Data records
╭──

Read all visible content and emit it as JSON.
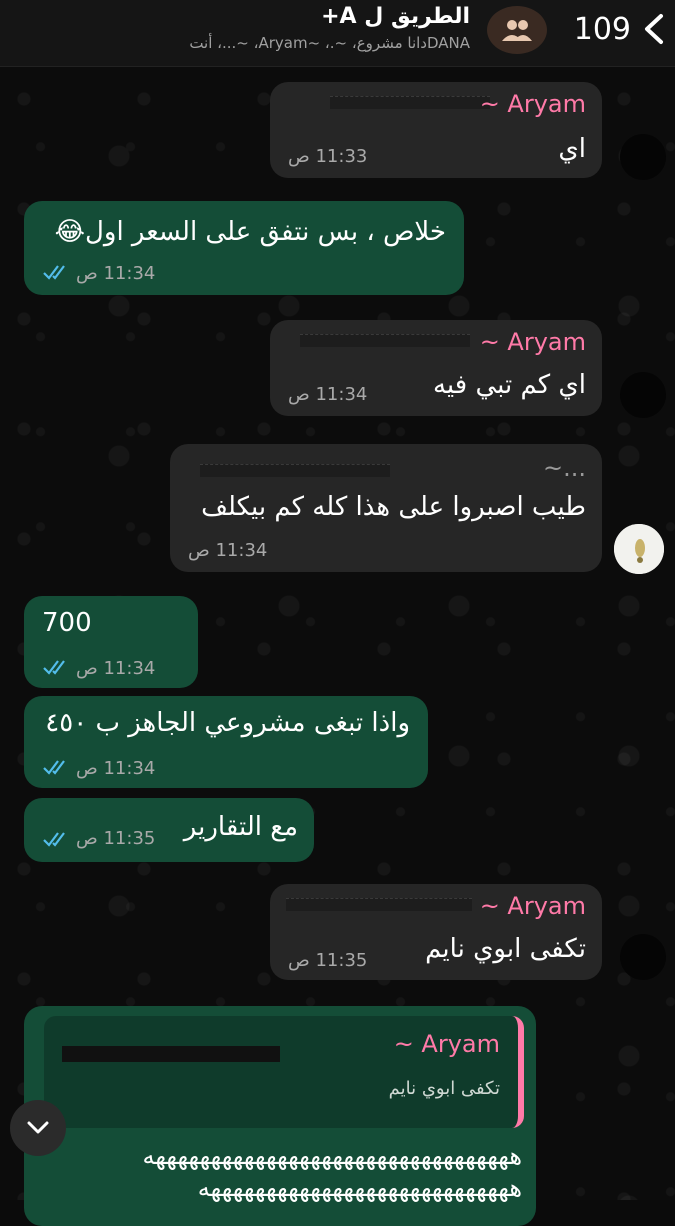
{
  "header": {
    "back_count": "109",
    "title": "الطريق ل A+",
    "subtitle": "DANAدانا  مشروع، ~.، ~Aryam، ~...، أنت"
  },
  "messages": [
    {
      "sender": "~ Aryam",
      "text": "اي",
      "time": "11:33 ص"
    },
    {
      "text": "خلاص ، بس نتفق على السعر اول",
      "emoji": "😂",
      "time": "11:34 ص"
    },
    {
      "sender": "~ Aryam",
      "text": "اي كم تبي فيه",
      "time": "11:34 ص"
    },
    {
      "sender": "~...",
      "text": "طيب اصبروا على هذا كله كم بيكلف",
      "time": "11:34 ص"
    },
    {
      "text": "700",
      "time": "11:34 ص"
    },
    {
      "text": "واذا تبغى مشروعي الجاهز ب ٤٥٠",
      "time": "11:34 ص"
    },
    {
      "text": "مع التقارير",
      "time": "11:35 ص"
    },
    {
      "sender": "~ Aryam",
      "text": "تكفى ابوي نايم",
      "time": "11:35 ص"
    }
  ],
  "reply_message": {
    "quoted_sender": "~ Aryam",
    "quoted_text": "تكفى ابوي نايم",
    "line1": "هههههههههههههههههههههههههههههههههه",
    "line2": "ههههههههههههههههههههههههههههه"
  },
  "colors": {
    "incoming": "#262626",
    "outgoing": "#144d37",
    "sender": "#ff7aa8",
    "read_ticks": "#53bdeb"
  },
  "icons": [
    "chevron-left-icon",
    "group-icon",
    "double-check-icon",
    "chevron-down-icon"
  ]
}
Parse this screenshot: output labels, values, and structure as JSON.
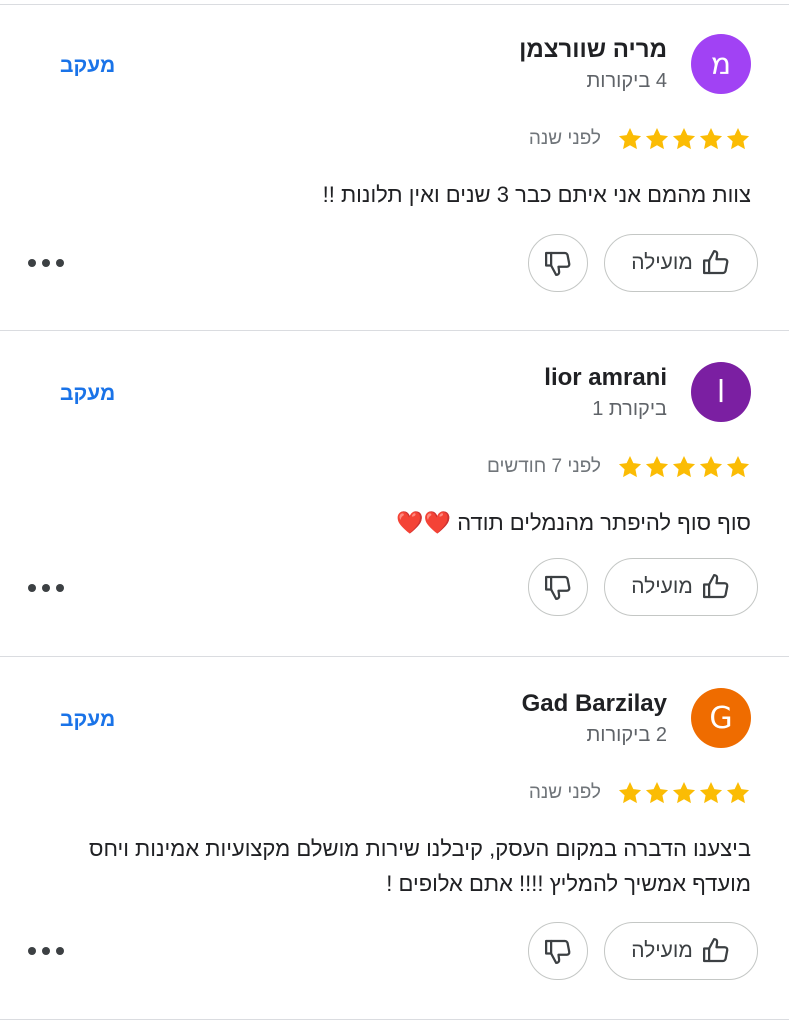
{
  "reviews": [
    {
      "avatar_letter": "מ",
      "avatar_color": "#a142f4",
      "author": "מריה שוורצמן",
      "review_count": "4 ביקורות",
      "follow_label": "מעקב",
      "rating": 5,
      "date": "לפני שנה",
      "text": "צוות מהמם אני איתם כבר 3 שנים ואין תלונות !!",
      "helpful_label": "מועילה"
    },
    {
      "avatar_letter": "l",
      "avatar_color": "#7b1fa2",
      "author": "lior amrani",
      "review_count": "ביקורת 1",
      "follow_label": "מעקב",
      "rating": 5,
      "date": "לפני 7 חודשים",
      "text": "סוף סוף להיפתר מהנמלים תודה ❤️❤️",
      "helpful_label": "מועילה"
    },
    {
      "avatar_letter": "G",
      "avatar_color": "#ef6c00",
      "author": "Gad Barzilay",
      "review_count": "2 ביקורות",
      "follow_label": "מעקב",
      "rating": 5,
      "date": "לפני שנה",
      "text": "ביצענו הדברה במקום העסק, קיבלנו שירות מושלם מקצועיות אמינות ויחס מועדף אמשיך להמליץ !!!! אתם אלופים !",
      "helpful_label": "מועילה"
    }
  ],
  "icons": {
    "star": "star-icon",
    "helpful": "thumb-up-icon",
    "unhelpful": "thumb-down-icon",
    "more": "more-horizontal-icon"
  },
  "colors": {
    "star": "#fbbc04",
    "follow": "#1a73e8",
    "divider": "#dadce0"
  }
}
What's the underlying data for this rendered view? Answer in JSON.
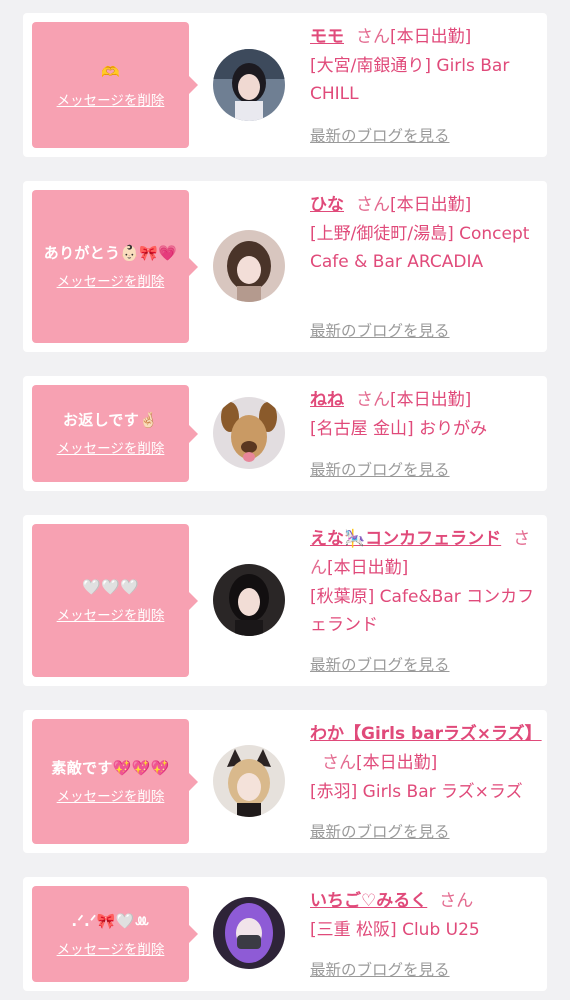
{
  "common": {
    "delete_label": "メッセージを削除",
    "blog_label": "最新のブログを見る",
    "san_label": "さん",
    "at_work_label": "[本日出勤]"
  },
  "colors": {
    "page_bg": "#f1f1f3",
    "bubble": "#f7a1b2",
    "accent_text": "#e04a7a",
    "link_gray": "#9a9a9a"
  },
  "messages": [
    {
      "text": "🫶",
      "name": "モモ",
      "shop": "[大宮/南銀通り] Girls Bar CHILL",
      "at_work": true,
      "avatar_icon": "girl-avatar-icon"
    },
    {
      "text": "ありがとう👶🏻🎀💗",
      "name": "ひな",
      "shop": "[上野/御徒町/湯島] Concept Cafe & Bar ARCADIA",
      "at_work": true,
      "avatar_icon": "girl-avatar-icon"
    },
    {
      "text": "お返しです🤞🏻",
      "name": "ねね",
      "shop": "[名古屋 金山] おりがみ",
      "at_work": true,
      "avatar_icon": "dog-filter-avatar-icon"
    },
    {
      "text": "🤍🤍🤍",
      "name": "えな🎠コンカフェランド",
      "shop": "[秋葉原] Cafe&Bar コンカフェランド",
      "at_work": true,
      "avatar_icon": "girl-avatar-icon"
    },
    {
      "text": "素敵です💖💖💖",
      "name": "わか【Girls barラズ×ラズ】",
      "shop": "[赤羽] Girls Bar ラズ×ラズ",
      "at_work": true,
      "avatar_icon": "cat-ears-avatar-icon"
    },
    {
      "text": ".ᐟ.ᐟ🎀🤍ꔛ",
      "name": "いちご♡みるく",
      "shop": "[三重 松阪] Club U25",
      "at_work": false,
      "avatar_icon": "purple-hair-avatar-icon"
    }
  ]
}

╰──

Leaving the pictures aside, transcribe the entire listing exactly.

Read all visible content and emit it as JSON.
{
  "header": {
    "back_count": "109",
    "title": "الطريق ل A+",
    "subtitle": "DANAدانا  مشروع، ~.، ~Aryam، ~...، أنت"
  },
  "messages": [
    {
      "sender": "~ Aryam",
      "text": "اي",
      "time": "11:33 ص"
    },
    {
      "text": "خلاص ، بس نتفق على السعر اول",
      "emoji": "😂",
      "time": "11:34 ص"
    },
    {
      "sender": "~ Aryam",
      "text": "اي كم تبي فيه",
      "time": "11:34 ص"
    },
    {
      "sender": "~...",
      "text": "طيب اصبروا على هذا كله كم بيكلف",
      "time": "11:34 ص"
    },
    {
      "text": "700",
      "time": "11:34 ص"
    },
    {
      "text": "واذا تبغى مشروعي الجاهز ب ٤٥٠",
      "time": "11:34 ص"
    },
    {
      "text": "مع التقارير",
      "time": "11:35 ص"
    },
    {
      "sender": "~ Aryam",
      "text": "تكفى ابوي نايم",
      "time": "11:35 ص"
    }
  ],
  "reply_message": {
    "quoted_sender": "~ Aryam",
    "quoted_text": "تكفى ابوي نايم",
    "line1": "هههههههههههههههههههههههههههههههههه",
    "line2": "ههههههههههههههههههههههههههههه"
  },
  "colors": {
    "incoming": "#262626",
    "outgoing": "#144d37",
    "sender": "#ff7aa8",
    "read_ticks": "#53bdeb"
  },
  "icons": [
    "chevron-left-icon",
    "group-icon",
    "double-check-icon",
    "chevron-down-icon"
  ]
}
Parse this screenshot: output labels, values, and structure as JSON.
{
  "reviews": [
    {
      "avatar_letter": "מ",
      "avatar_color": "#a142f4",
      "author": "מריה שוורצמן",
      "review_count": "4 ביקורות",
      "follow_label": "מעקב",
      "rating": 5,
      "date": "לפני שנה",
      "text": "צוות מהמם אני איתם כבר 3 שנים ואין תלונות !!",
      "helpful_label": "מועילה"
    },
    {
      "avatar_letter": "l",
      "avatar_color": "#7b1fa2",
      "author": "lior amrani",
      "review_count": "ביקורת 1",
      "follow_label": "מעקב",
      "rating": 5,
      "date": "לפני 7 חודשים",
      "text": "סוף סוף להיפתר מהנמלים תודה ❤️❤️",
      "helpful_label": "מועילה"
    },
    {
      "avatar_letter": "G",
      "avatar_color": "#ef6c00",
      "author": "Gad Barzilay",
      "review_count": "2 ביקורות",
      "follow_label": "מעקב",
      "rating": 5,
      "date": "לפני שנה",
      "text": "ביצענו הדברה במקום העסק, קיבלנו שירות מושלם מקצועיות אמינות ויחס מועדף אמשיך להמליץ !!!! אתם אלופים !",
      "helpful_label": "מועילה"
    }
  ],
  "icons": {
    "star": "star-icon",
    "helpful": "thumb-up-icon",
    "unhelpful": "thumb-down-icon",
    "more": "more-horizontal-icon"
  },
  "colors": {
    "star": "#fbbc04",
    "follow": "#1a73e8",
    "divider": "#dadce0"
  }
}
What's the underlying data for this rendered view? Answer in JSON.
{
  "common": {
    "delete_label": "メッセージを削除",
    "blog_label": "最新のブログを見る",
    "san_label": "さん",
    "at_work_label": "[本日出勤]"
  },
  "colors": {
    "page_bg": "#f1f1f3",
    "bubble": "#f7a1b2",
    "accent_text": "#e04a7a",
    "link_gray": "#9a9a9a"
  },
  "messages": [
    {
      "text": "🫶",
      "name": "モモ",
      "shop": "[大宮/南銀通り] Girls Bar CHILL",
      "at_work": true,
      "avatar_icon": "girl-avatar-icon"
    },
    {
      "text": "ありがとう👶🏻🎀💗",
      "name": "ひな",
      "shop": "[上野/御徒町/湯島] Concept Cafe & Bar ARCADIA",
      "at_work": true,
      "avatar_icon": "girl-avatar-icon"
    },
    {
      "text": "お返しです🤞🏻",
      "name": "ねね",
      "shop": "[名古屋 金山] おりがみ",
      "at_work": true,
      "avatar_icon": "dog-filter-avatar-icon"
    },
    {
      "text": "🤍🤍🤍",
      "name": "えな🎠コンカフェランド",
      "shop": "[秋葉原] Cafe&Bar コンカフェランド",
      "at_work": true,
      "avatar_icon": "girl-avatar-icon"
    },
    {
      "text": "素敵です💖💖💖",
      "name": "わか【Girls barラズ×ラズ】",
      "shop": "[赤羽] Girls Bar ラズ×ラズ",
      "at_work": true,
      "avatar_icon": "cat-ears-avatar-icon"
    },
    {
      "text": ".ᐟ.ᐟ🎀🤍ꔛ",
      "name": "いちご♡みるく",
      "shop": "[三重 松阪] Club U25",
      "at_work": false,
      "avatar_icon": "purple-hair-avatar-icon"
    }
  ]
}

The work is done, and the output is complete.